SUPPLIED INFORMATION:
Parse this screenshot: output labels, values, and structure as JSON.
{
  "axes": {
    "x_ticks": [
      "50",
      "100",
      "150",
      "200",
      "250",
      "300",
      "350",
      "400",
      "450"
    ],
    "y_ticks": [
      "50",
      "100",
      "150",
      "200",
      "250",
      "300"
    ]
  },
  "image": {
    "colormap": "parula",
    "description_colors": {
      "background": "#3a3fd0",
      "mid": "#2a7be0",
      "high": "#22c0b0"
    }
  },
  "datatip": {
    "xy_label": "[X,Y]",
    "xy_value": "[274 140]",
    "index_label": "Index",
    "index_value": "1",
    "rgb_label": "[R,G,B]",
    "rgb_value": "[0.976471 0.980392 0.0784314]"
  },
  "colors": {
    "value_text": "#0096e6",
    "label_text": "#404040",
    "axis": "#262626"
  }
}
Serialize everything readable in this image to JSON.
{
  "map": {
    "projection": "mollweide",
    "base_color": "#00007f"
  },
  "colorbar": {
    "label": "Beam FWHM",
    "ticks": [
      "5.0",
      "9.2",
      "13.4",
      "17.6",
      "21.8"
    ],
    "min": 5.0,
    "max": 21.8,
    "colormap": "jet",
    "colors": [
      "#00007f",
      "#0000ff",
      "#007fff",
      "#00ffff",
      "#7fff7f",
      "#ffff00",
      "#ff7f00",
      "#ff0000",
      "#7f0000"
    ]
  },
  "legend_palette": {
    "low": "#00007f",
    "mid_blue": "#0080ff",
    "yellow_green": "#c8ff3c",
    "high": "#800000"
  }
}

EXERCISE REQUIREMENTS:
Your task is to give the records above again, exactly.

ANSWER FOR THIS EXERCISE:
Parse this screenshot: output labels, values, and structure as JSON.
{
  "axes": {
    "x_ticks": [
      "50",
      "100",
      "150",
      "200",
      "250",
      "300",
      "350",
      "400",
      "450"
    ],
    "y_ticks": [
      "50",
      "100",
      "150",
      "200",
      "250",
      "300"
    ]
  },
  "image": {
    "colormap": "parula",
    "description_colors": {
      "background": "#3a3fd0",
      "mid": "#2a7be0",
      "high": "#22c0b0"
    }
  },
  "datatip": {
    "xy_label": "[X,Y]",
    "xy_value": "[274 140]",
    "index_label": "Index",
    "index_value": "1",
    "rgb_label": "[R,G,B]",
    "rgb_value": "[0.976471 0.980392 0.0784314]"
  },
  "colors": {
    "value_text": "#0096e6",
    "label_text": "#404040",
    "axis": "#262626"
  }
}
Serialize everything readable in this image to JSON.
{
  "map": {
    "projection": "mollweide",
    "base_color": "#00007f"
  },
  "colorbar": {
    "label": "Beam FWHM",
    "ticks": [
      "5.0",
      "9.2",
      "13.4",
      "17.6",
      "21.8"
    ],
    "min": 5.0,
    "max": 21.8,
    "colormap": "jet",
    "colors": [
      "#00007f",
      "#0000ff",
      "#007fff",
      "#00ffff",
      "#7fff7f",
      "#ffff00",
      "#ff7f00",
      "#ff0000",
      "#7f0000"
    ]
  },
  "legend_palette": {
    "low": "#00007f",
    "mid_blue": "#0080ff",
    "yellow_green": "#c8ff3c",
    "high": "#800000"
  }
}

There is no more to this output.